-- START OF DATA SUPPLIED --
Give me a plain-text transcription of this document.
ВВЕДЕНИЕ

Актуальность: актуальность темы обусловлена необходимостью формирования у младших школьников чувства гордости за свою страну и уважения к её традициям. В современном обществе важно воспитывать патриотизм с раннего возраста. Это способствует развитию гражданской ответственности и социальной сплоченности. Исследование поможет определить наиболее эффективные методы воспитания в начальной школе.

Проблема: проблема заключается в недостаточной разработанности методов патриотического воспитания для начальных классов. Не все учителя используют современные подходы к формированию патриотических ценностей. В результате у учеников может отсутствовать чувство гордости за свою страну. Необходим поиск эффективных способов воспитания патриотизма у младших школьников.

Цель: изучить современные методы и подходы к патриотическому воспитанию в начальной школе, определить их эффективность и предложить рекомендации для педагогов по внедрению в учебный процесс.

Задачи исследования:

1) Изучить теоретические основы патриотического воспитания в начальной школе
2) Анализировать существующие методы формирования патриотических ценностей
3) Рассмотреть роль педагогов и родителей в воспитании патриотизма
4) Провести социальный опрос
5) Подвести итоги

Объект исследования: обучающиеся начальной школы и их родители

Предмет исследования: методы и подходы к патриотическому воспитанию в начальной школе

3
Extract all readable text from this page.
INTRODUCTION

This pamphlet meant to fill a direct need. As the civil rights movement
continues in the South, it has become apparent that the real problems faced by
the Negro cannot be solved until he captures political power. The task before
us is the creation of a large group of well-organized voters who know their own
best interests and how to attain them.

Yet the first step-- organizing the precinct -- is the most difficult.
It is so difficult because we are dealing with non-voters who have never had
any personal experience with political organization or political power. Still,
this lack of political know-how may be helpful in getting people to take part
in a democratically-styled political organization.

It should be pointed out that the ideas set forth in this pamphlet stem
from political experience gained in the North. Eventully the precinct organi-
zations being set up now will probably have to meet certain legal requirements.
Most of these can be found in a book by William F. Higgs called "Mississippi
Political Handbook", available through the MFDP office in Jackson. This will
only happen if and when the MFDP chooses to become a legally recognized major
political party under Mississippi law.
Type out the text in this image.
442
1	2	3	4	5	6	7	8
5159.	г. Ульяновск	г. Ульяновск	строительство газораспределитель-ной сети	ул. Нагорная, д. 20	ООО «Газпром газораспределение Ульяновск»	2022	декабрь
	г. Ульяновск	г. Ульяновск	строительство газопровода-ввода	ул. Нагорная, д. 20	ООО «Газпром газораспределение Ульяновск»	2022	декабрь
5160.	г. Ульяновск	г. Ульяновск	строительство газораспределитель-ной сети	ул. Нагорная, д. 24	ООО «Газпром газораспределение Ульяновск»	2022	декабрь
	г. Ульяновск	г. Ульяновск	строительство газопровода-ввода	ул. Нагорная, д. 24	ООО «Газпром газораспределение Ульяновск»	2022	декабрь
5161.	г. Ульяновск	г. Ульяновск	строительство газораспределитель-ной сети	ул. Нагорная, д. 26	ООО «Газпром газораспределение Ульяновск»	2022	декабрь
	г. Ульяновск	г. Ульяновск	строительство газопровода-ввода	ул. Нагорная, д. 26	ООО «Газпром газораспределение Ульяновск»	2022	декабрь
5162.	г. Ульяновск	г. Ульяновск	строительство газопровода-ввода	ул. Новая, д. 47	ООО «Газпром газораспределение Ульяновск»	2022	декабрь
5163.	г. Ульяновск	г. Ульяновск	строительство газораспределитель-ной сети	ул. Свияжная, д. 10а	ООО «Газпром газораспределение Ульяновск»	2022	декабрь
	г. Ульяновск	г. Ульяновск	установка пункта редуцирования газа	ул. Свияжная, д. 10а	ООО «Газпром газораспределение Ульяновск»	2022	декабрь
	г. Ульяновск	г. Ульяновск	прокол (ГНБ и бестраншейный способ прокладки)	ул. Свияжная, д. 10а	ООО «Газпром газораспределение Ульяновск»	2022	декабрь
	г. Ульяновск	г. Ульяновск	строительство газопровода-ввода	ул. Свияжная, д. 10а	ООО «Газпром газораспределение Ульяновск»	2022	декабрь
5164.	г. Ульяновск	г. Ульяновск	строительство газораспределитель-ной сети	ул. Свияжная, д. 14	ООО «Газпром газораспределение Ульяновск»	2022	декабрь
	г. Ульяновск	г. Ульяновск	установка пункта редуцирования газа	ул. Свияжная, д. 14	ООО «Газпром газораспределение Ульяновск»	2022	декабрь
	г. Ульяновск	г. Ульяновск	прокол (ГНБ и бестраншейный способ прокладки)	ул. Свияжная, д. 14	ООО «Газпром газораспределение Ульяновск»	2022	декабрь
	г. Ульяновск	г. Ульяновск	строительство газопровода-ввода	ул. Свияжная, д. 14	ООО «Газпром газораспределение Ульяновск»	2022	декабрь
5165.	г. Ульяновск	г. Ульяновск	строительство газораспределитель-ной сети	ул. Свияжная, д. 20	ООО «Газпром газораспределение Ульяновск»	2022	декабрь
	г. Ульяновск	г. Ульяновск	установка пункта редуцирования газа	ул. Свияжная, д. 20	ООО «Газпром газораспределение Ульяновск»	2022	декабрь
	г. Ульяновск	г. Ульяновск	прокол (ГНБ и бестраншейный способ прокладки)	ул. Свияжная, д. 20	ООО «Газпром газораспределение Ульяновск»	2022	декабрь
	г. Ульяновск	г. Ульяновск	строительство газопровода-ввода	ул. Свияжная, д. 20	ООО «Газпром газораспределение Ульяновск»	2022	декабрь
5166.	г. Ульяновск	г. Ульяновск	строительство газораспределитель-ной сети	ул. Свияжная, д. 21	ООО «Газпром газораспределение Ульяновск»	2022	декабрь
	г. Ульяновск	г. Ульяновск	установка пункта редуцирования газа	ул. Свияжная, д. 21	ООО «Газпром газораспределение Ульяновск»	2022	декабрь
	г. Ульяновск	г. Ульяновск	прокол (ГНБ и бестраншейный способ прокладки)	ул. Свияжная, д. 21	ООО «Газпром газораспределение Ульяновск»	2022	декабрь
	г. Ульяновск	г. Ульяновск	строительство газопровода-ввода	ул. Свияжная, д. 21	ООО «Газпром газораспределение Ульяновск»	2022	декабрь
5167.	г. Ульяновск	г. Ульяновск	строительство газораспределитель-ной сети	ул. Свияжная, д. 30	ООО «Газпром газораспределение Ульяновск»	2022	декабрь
-- END OF DATA SUPPLIED --
### [THE TASK]
Return what is listed above, exactly and completely.

### [FINISHED ANSWER]
Give me a plain-text transcription of this document.
ВВЕДЕНИЕ

Актуальность: актуальность темы обусловлена необходимостью формирования у младших школьников чувства гордости за свою страну и уважения к её традициям. В современном обществе важно воспитывать патриотизм с раннего возраста. Это способствует развитию гражданской ответственности и социальной сплоченности. Исследование поможет определить наиболее эффективные методы воспитания в начальной школе.

Проблема: проблема заключается в недостаточной разработанности методов патриотического воспитания для начальных классов. Не все учителя используют современные подходы к формированию патриотических ценностей. В результате у учеников может отсутствовать чувство гордости за свою страну. Необходим поиск эффективных способов воспитания патриотизма у младших школьников.

Цель: изучить современные методы и подходы к патриотическому воспитанию в начальной школе, определить их эффективность и предложить рекомендации для педагогов по внедрению в учебный процесс.

Задачи исследования:

1) Изучить теоретические основы патриотического воспитания в начальной школе
2) Анализировать существующие методы формирования патриотических ценностей
3) Рассмотреть роль педагогов и родителей в воспитании патриотизма
4) Провести социальный опрос
5) Подвести итоги

Объект исследования: обучающиеся начальной школы и их родители

Предмет исследования: методы и подходы к патриотическому воспитанию в начальной школе

3
Extract all readable text from this page.
INTRODUCTION

This pamphlet meant to fill a direct need. As the civil rights movement
continues in the South, it has become apparent that the real problems faced by
the Negro cannot be solved until he captures political power. The task before
us is the creation of a large group of well-organized voters who know their own
best interests and how to attain them.

Yet the first step-- organizing the precinct -- is the most difficult.
It is so difficult because we are dealing with non-voters who have never had
any personal experience with political organization or political power. Still,
this lack of political know-how may be helpful in getting people to take part
in a democratically-styled political organization.

It should be pointed out that the ideas set forth in this pamphlet stem
from political experience gained in the North. Eventully the precinct organi-
zations being set up now will probably have to meet certain legal requirements.
Most of these can be found in a book by William F. Higgs called "Mississippi
Political Handbook", available through the MFDP office in Jackson. This will
only happen if and when the MFDP chooses to become a legally recognized major
political party under Mississippi law.
Type out the text in this image.
442
1	2	3	4	5	6	7	8
5159.	г. Ульяновск	г. Ульяновск	строительство газораспределитель-ной сети	ул. Нагорная, д. 20	ООО «Газпром газораспределение Ульяновск»	2022	декабрь
	г. Ульяновск	г. Ульяновск	строительство газопровода-ввода	ул. Нагорная, д. 20	ООО «Газпром газораспределение Ульяновск»	2022	декабрь
5160.	г. Ульяновск	г. Ульяновск	строительство газораспределитель-ной сети	ул. Нагорная, д. 24	ООО «Газпром газораспределение Ульяновск»	2022	декабрь
	г. Ульяновск	г. Ульяновск	строительство газопровода-ввода	ул. Нагорная, д. 24	ООО «Газпром газораспределение Ульяновск»	2022	декабрь
5161.	г. Ульяновск	г. Ульяновск	строительство газораспределитель-ной сети	ул. Нагорная, д. 26	ООО «Газпром газораспределение Ульяновск»	2022	декабрь
	г. Ульяновск	г. Ульяновск	строительство газопровода-ввода	ул. Нагорная, д. 26	ООО «Газпром газораспределение Ульяновск»	2022	декабрь
5162.	г. Ульяновск	г. Ульяновск	строительство газопровода-ввода	ул. Новая, д. 47	ООО «Газпром газораспределение Ульяновск»	2022	декабрь
5163.	г. Ульяновск	г. Ульяновск	строительство газораспределитель-ной сети	ул. Свияжная, д. 10а	ООО «Газпром газораспределение Ульяновск»	2022	декабрь
	г. Ульяновск	г. Ульяновск	установка пункта редуцирования газа	ул. Свияжная, д. 10а	ООО «Газпром газораспределение Ульяновск»	2022	декабрь
	г. Ульяновск	г. Ульяновск	прокол (ГНБ и бестраншейный способ прокладки)	ул. Свияжная, д. 10а	ООО «Газпром газораспределение Ульяновск»	2022	декабрь
	г. Ульяновск	г. Ульяновск	строительство газопровода-ввода	ул. Свияжная, д. 10а	ООО «Газпром газораспределение Ульяновск»	2022	декабрь
5164.	г. Ульяновск	г. Ульяновск	строительство газораспределитель-ной сети	ул. Свияжная, д. 14	ООО «Газпром газораспределение Ульяновск»	2022	декабрь
	г. Ульяновск	г. Ульяновск	установка пункта редуцирования газа	ул. Свияжная, д. 14	ООО «Газпром газораспределение Ульяновск»	2022	декабрь
	г. Ульяновск	г. Ульяновск	прокол (ГНБ и бестраншейный способ прокладки)	ул. Свияжная, д. 14	ООО «Газпром газораспределение Ульяновск»	2022	декабрь
	г. Ульяновск	г. Ульяновск	строительство газопровода-ввода	ул. Свияжная, д. 14	ООО «Газпром газораспределение Ульяновск»	2022	декабрь
5165.	г. Ульяновск	г. Ульяновск	строительство газораспределитель-ной сети	ул. Свияжная, д. 20	ООО «Газпром газораспределение Ульяновск»	2022	декабрь
	г. Ульяновск	г. Ульяновск	установка пункта редуцирования газа	ул. Свияжная, д. 20	ООО «Газпром газораспределение Ульяновск»	2022	декабрь
	г. Ульяновск	г. Ульяновск	прокол (ГНБ и бестраншейный способ прокладки)	ул. Свияжная, д. 20	ООО «Газпром газораспределение Ульяновск»	2022	декабрь
	г. Ульяновск	г. Ульяновск	строительство газопровода-ввода	ул. Свияжная, д. 20	ООО «Газпром газораспределение Ульяновск»	2022	декабрь
5166.	г. Ульяновск	г. Ульяновск	строительство газораспределитель-ной сети	ул. Свияжная, д. 21	ООО «Газпром газораспределение Ульяновск»	2022	декабрь
	г. Ульяновск	г. Ульяновск	установка пункта редуцирования газа	ул. Свияжная, д. 21	ООО «Газпром газораспределение Ульяновск»	2022	декабрь
	г. Ульяновск	г. Ульяновск	прокол (ГНБ и бестраншейный способ прокладки)	ул. Свияжная, д. 21	ООО «Газпром газораспределение Ульяновск»	2022	декабрь
	г. Ульяновск	г. Ульяновск	строительство газопровода-ввода	ул. Свияжная, д. 21	ООО «Газпром газораспределение Ульяновск»	2022	декабрь
5167.	г. Ульяновск	г. Ульяновск	строительство газораспределитель-ной сети	ул. Свияжная, д. 30	ООО «Газпром газораспределение Ульяновск»	2022	декабрь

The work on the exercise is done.